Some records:
· · ·
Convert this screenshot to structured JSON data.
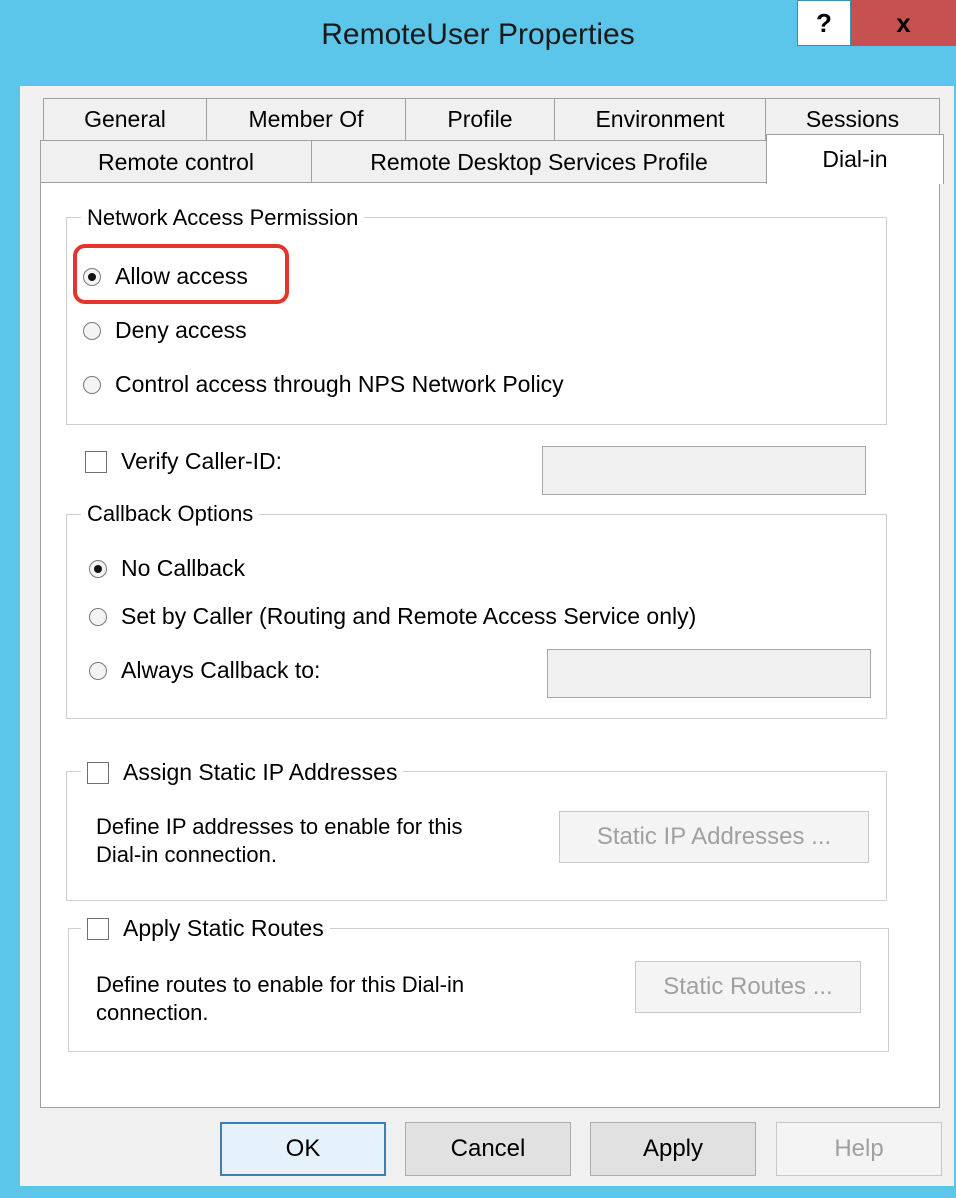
{
  "window": {
    "title": "RemoteUser Properties",
    "help_label": "?",
    "close_label": "x"
  },
  "tabs": {
    "row1": [
      "General",
      "Member Of",
      "Profile",
      "Environment",
      "Sessions"
    ],
    "row2": [
      "Remote control",
      "Remote Desktop Services Profile",
      "Dial-in"
    ],
    "active": "Dial-in"
  },
  "network_access": {
    "legend": "Network Access Permission",
    "options": [
      "Allow access",
      "Deny access",
      "Control access through NPS Network Policy"
    ],
    "selected": "Allow access"
  },
  "verify_caller": {
    "label": "Verify Caller-ID:",
    "checked": false,
    "value": ""
  },
  "callback": {
    "legend": "Callback Options",
    "options": [
      "No Callback",
      "Set by Caller (Routing and Remote Access Service only)",
      "Always Callback to:"
    ],
    "selected": "No Callback",
    "value": ""
  },
  "static_ip": {
    "label": "Assign Static IP Addresses",
    "checked": false,
    "description_line1": "Define IP addresses to enable for this",
    "description_line2": "Dial-in connection.",
    "button": "Static IP Addresses ..."
  },
  "static_routes": {
    "label": "Apply Static Routes",
    "checked": false,
    "description_line1": "Define routes to enable for this Dial-in",
    "description_line2": "connection.",
    "button": "Static Routes ..."
  },
  "buttons": {
    "ok": "OK",
    "cancel": "Cancel",
    "apply": "Apply",
    "help": "Help"
  },
  "colors": {
    "title_bar": "#5bc6ea",
    "close": "#c75050",
    "highlight": "#e2362d"
  }
}
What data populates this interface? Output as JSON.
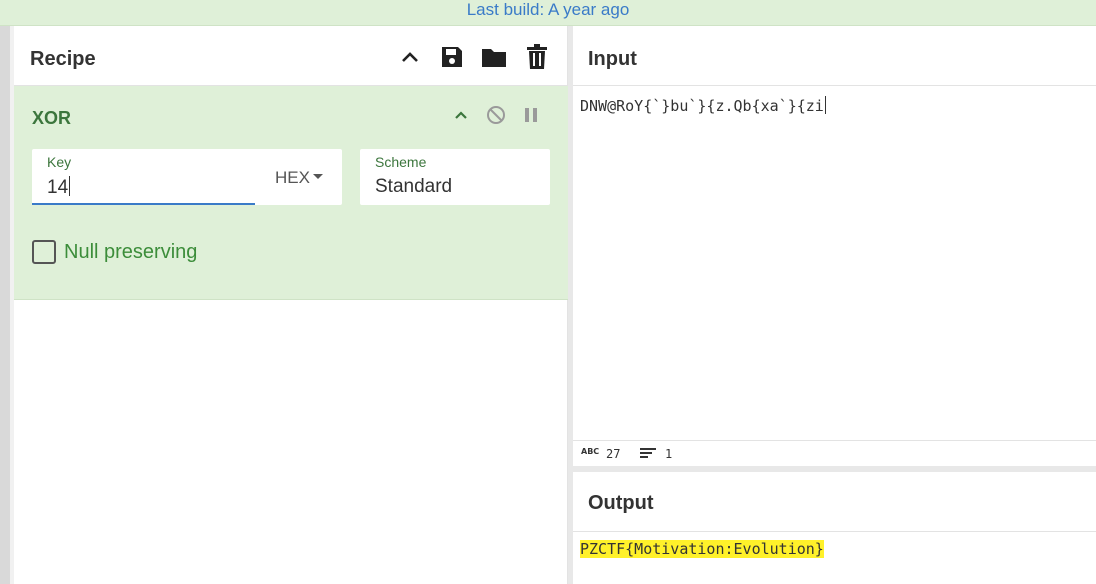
{
  "banner": {
    "text": "Last build: A year ago"
  },
  "recipe": {
    "title": "Recipe",
    "icons": [
      "chevron-up-icon",
      "save-icon",
      "folder-icon",
      "trash-icon"
    ],
    "operation": {
      "name": "XOR",
      "key": {
        "label": "Key",
        "value": "14",
        "format": "HEX"
      },
      "scheme": {
        "label": "Scheme",
        "value": "Standard"
      },
      "null_preserving": {
        "label": "Null preserving",
        "checked": false
      }
    }
  },
  "input": {
    "title": "Input",
    "text": "DNW@RoY{`}bu`}{z.Qb{xa`}{zi",
    "status": {
      "chars_icon": "ABC",
      "chars": "27",
      "lines": "1"
    }
  },
  "output": {
    "title": "Output",
    "text": "PZCTF{Motivation:Evolution}"
  },
  "colors": {
    "accent_green": "#3c763d",
    "op_background": "#dff0d8",
    "link_blue": "#3a7bc8",
    "highlight": "#fff12a"
  }
}
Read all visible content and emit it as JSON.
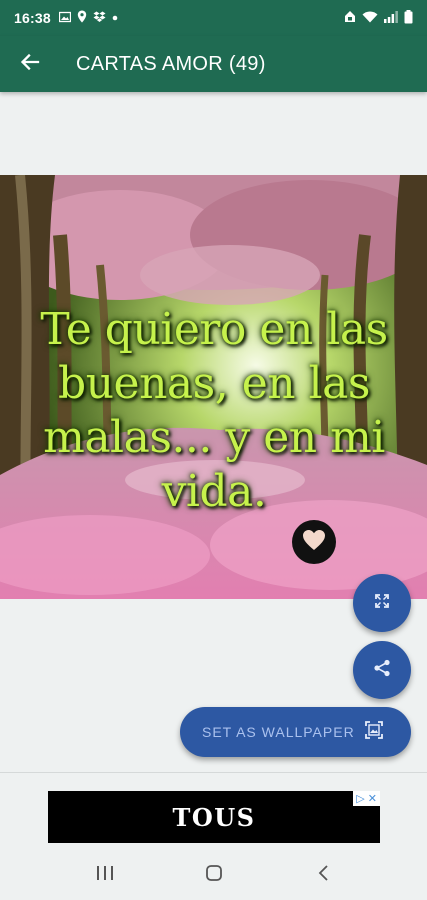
{
  "status_bar": {
    "time": "16:38",
    "left_icons": [
      "image-icon",
      "location-icon",
      "dropbox-icon",
      "dot-icon"
    ],
    "right_icons": [
      "lock-icon",
      "wifi-icon",
      "signal-icon",
      "battery-icon"
    ]
  },
  "app_bar": {
    "title": "CARTAS AMOR (49)",
    "back_icon": "arrow-left-icon"
  },
  "card": {
    "quote": "Te quiero en las buenas, en las malas... y en mi vida."
  },
  "actions": {
    "favorite_icon": "heart-icon",
    "expand_icon": "expand-icon",
    "share_icon": "share-icon",
    "wallpaper_label": "SET AS WALLPAPER",
    "wallpaper_icon": "wallpaper-icon"
  },
  "ad": {
    "brand": "TOUS",
    "adchoices": "▷ ✕"
  },
  "colors": {
    "primary": "#1f6b52",
    "fab": "#2d58a3",
    "background": "#eef1f1",
    "quote_text": "#c6f24c"
  }
}
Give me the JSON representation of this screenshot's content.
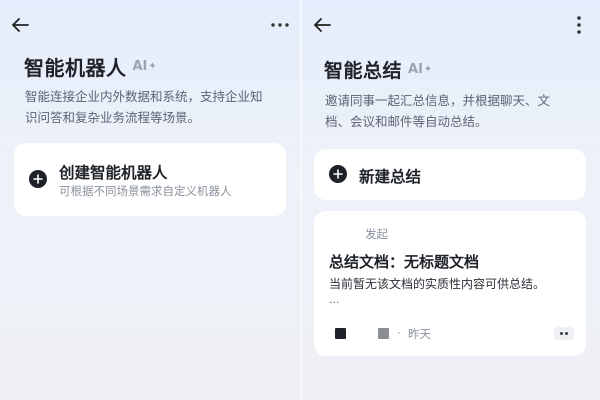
{
  "left_panel": {
    "title": "智能机器人",
    "ai_label": "AI",
    "ai_spark": "✦",
    "description_line1": "智能连接企业内外数据和系统，支持企业知",
    "description_line2": "识问答和复杂业务流程等场景。",
    "create_card": {
      "title": "创建智能机器人",
      "subtitle": "可根据不同场景需求自定义机器人"
    }
  },
  "right_panel": {
    "title": "智能总结",
    "ai_label": "AI",
    "ai_spark": "✦",
    "description_line1": "邀请同事一起汇总信息，并根据聊天、文",
    "description_line2": "档、会议和邮件等自动总结。",
    "new_card": {
      "title": "新建总结"
    },
    "summary_card": {
      "initiated_label": "发起",
      "title": "总结文档：无标题文档",
      "body": "当前暂无该文档的实质性内容可供总结。",
      "ellipsis": "...",
      "separator": "·",
      "time": "昨天"
    }
  },
  "colors": {
    "text_primary": "#1f2329",
    "text_secondary": "#5d6470",
    "text_muted": "#8a919c",
    "ai_badge": "#9aa3b2",
    "card_bg": "#ffffff"
  }
}
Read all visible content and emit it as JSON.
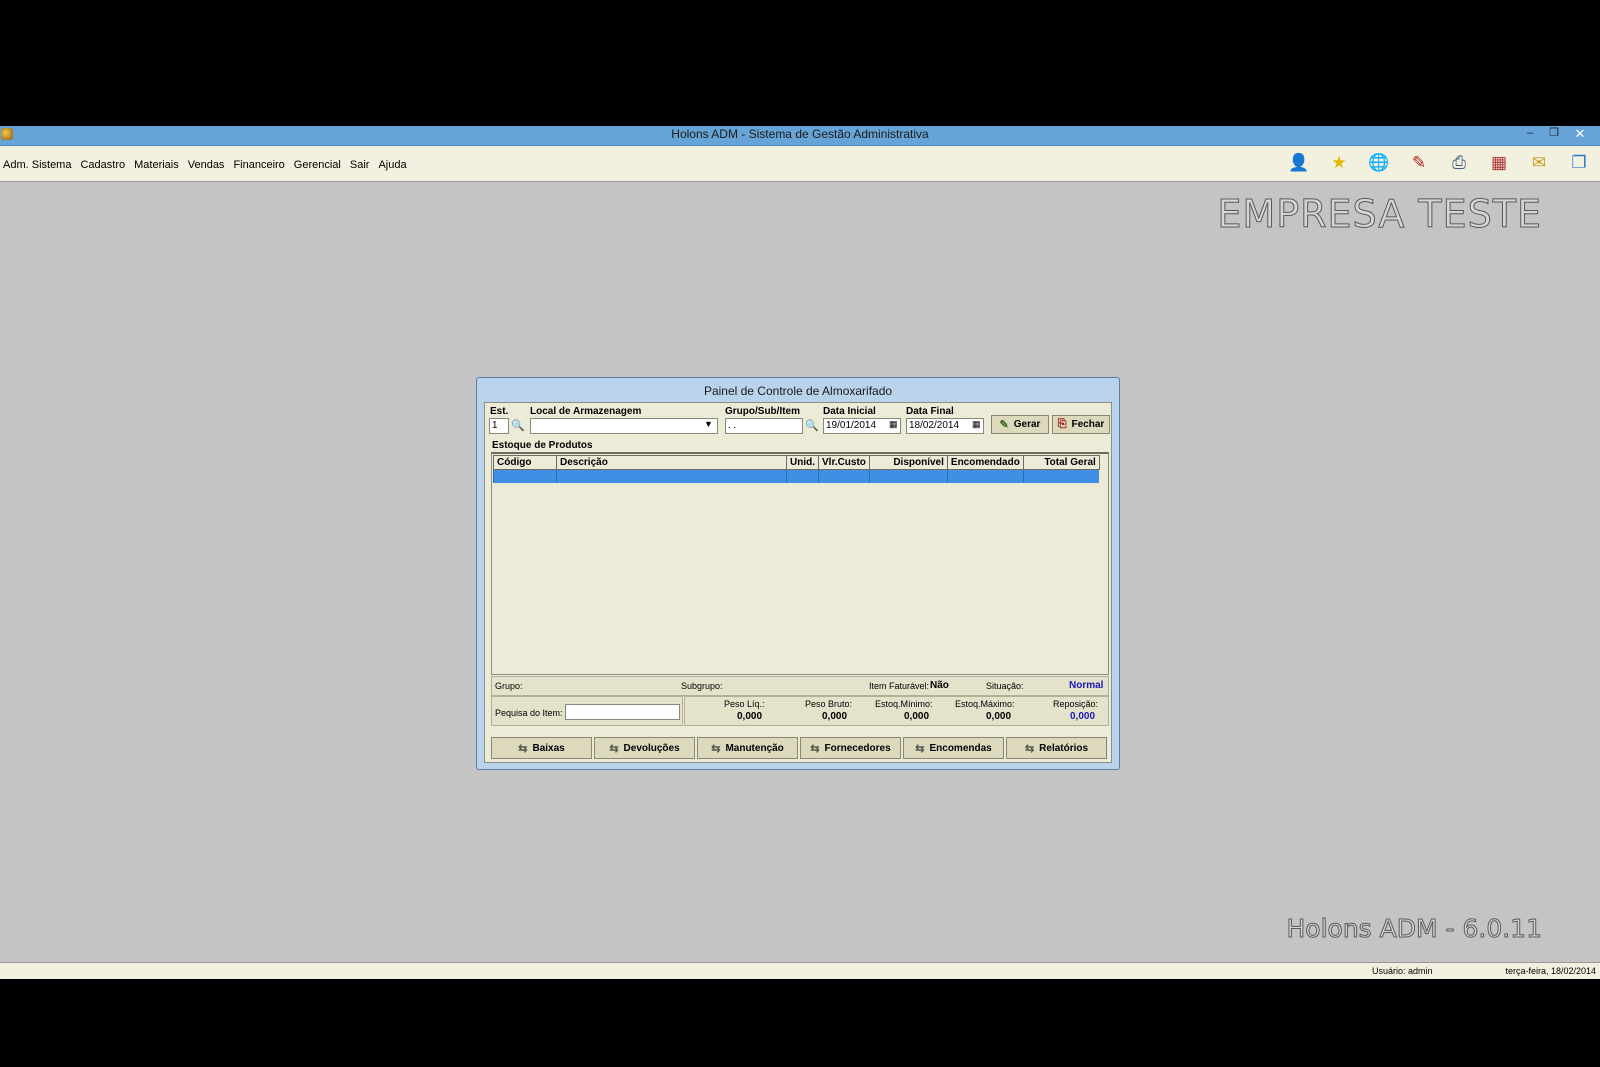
{
  "window": {
    "title": "Holons ADM - Sistema de Gestão Administrativa",
    "min": "–",
    "restore": "❐",
    "close": "✕"
  },
  "menu": [
    "Adm. Sistema",
    "Cadastro",
    "Materiais",
    "Vendas",
    "Financeiro",
    "Gerencial",
    "Sair",
    "Ajuda"
  ],
  "toolbar_icons": [
    "user-icon",
    "star-icon",
    "globe-icon",
    "checklist-icon",
    "printer-icon",
    "calendar-icon",
    "xml-note-icon",
    "window-icon"
  ],
  "company": "EMPRESA TESTE",
  "version": "Holons ADM - 6.0.11",
  "status": {
    "user": "Usuário: admin",
    "date": "terça-feira, 18/02/2014"
  },
  "dialog": {
    "title": "Painel de Controle de Almoxarifado",
    "est_label": "Est.",
    "est_value": "1",
    "local_label": "Local de Armazenagem",
    "local_value": "",
    "grupo_label": "Grupo/Sub/Item",
    "grupo_value": " .  .",
    "data_inicial_label": "Data Inicial",
    "data_inicial_value": "19/01/2014",
    "data_final_label": "Data Final",
    "data_final_value": "18/02/2014",
    "gerar": "Gerar",
    "fechar": "Fechar",
    "section_title": "Estoque de Produtos",
    "columns": [
      "Código",
      "Descrição",
      "Unid.",
      "Vlr.Custo",
      "Disponível",
      "Encomendado",
      "Total Geral"
    ],
    "info": {
      "grupo_label": "Grupo:",
      "subgrupo_label": "Subgrupo:",
      "item_faturavel_label": "Item Faturável:",
      "item_faturavel_value": "Não",
      "situacao_label": "Situação:",
      "situacao_value": "Normal"
    },
    "pesquisa_label": "Pequisa do Item:",
    "pesquisa_value": "",
    "totals": [
      {
        "label": "Peso Líq.:",
        "value": "0,000"
      },
      {
        "label": "Peso Bruto:",
        "value": "0,000"
      },
      {
        "label": "Estoq.Mínimo:",
        "value": "0,000"
      },
      {
        "label": "Estoq.Máximo:",
        "value": "0,000"
      },
      {
        "label": "Reposição:",
        "value": "0,000"
      }
    ],
    "actions": [
      "Baixas",
      "Devoluções",
      "Manutenção",
      "Fornecedores",
      "Encomendas",
      "Relatórios"
    ]
  }
}
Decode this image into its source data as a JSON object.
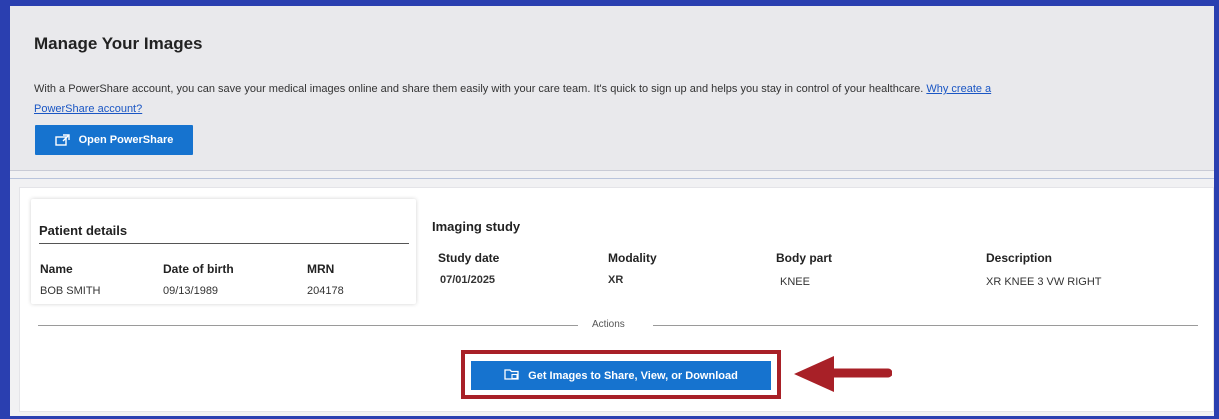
{
  "manage": {
    "title": "Manage Your Images",
    "description": "With a PowerShare account, you can save your medical images online and share them easily with your care team. It's quick to sign up and helps you stay in control of your healthcare.",
    "link_text": "Why create a PowerShare account?",
    "open_button_label": "Open PowerShare",
    "open_button_icon": "open-external-icon"
  },
  "patient": {
    "title": "Patient details",
    "name_label": "Name",
    "name_value": "BOB SMITH",
    "dob_label": "Date of birth",
    "dob_value": "09/13/1989",
    "mrn_label": "MRN",
    "mrn_value": "204178"
  },
  "imaging": {
    "title": "Imaging study",
    "study_date_label": "Study date",
    "study_date_value": "07/01/2025",
    "modality_label": "Modality",
    "modality_value": "XR",
    "body_part_label": "Body part",
    "body_part_value": "KNEE",
    "description_label": "Description",
    "description_value": "XR KNEE 3 VW RIGHT"
  },
  "actions": {
    "label": "Actions",
    "get_images_label": "Get Images to Share, View, or Download",
    "get_images_icon": "folder-share-icon"
  },
  "colors": {
    "frame_border": "#2a3fb0",
    "button_blue": "#1673cf",
    "highlight_red": "#a82027",
    "link_blue": "#1a56c4"
  }
}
· · ·
● **WHAT TO PRODUCE**: Check each line of the records for "connection" and copy the ones that contain it.

● **WRITTEN RESPONSE**:
    "description_line2": "Dial-in connection.",
    "description_line2": "connection.",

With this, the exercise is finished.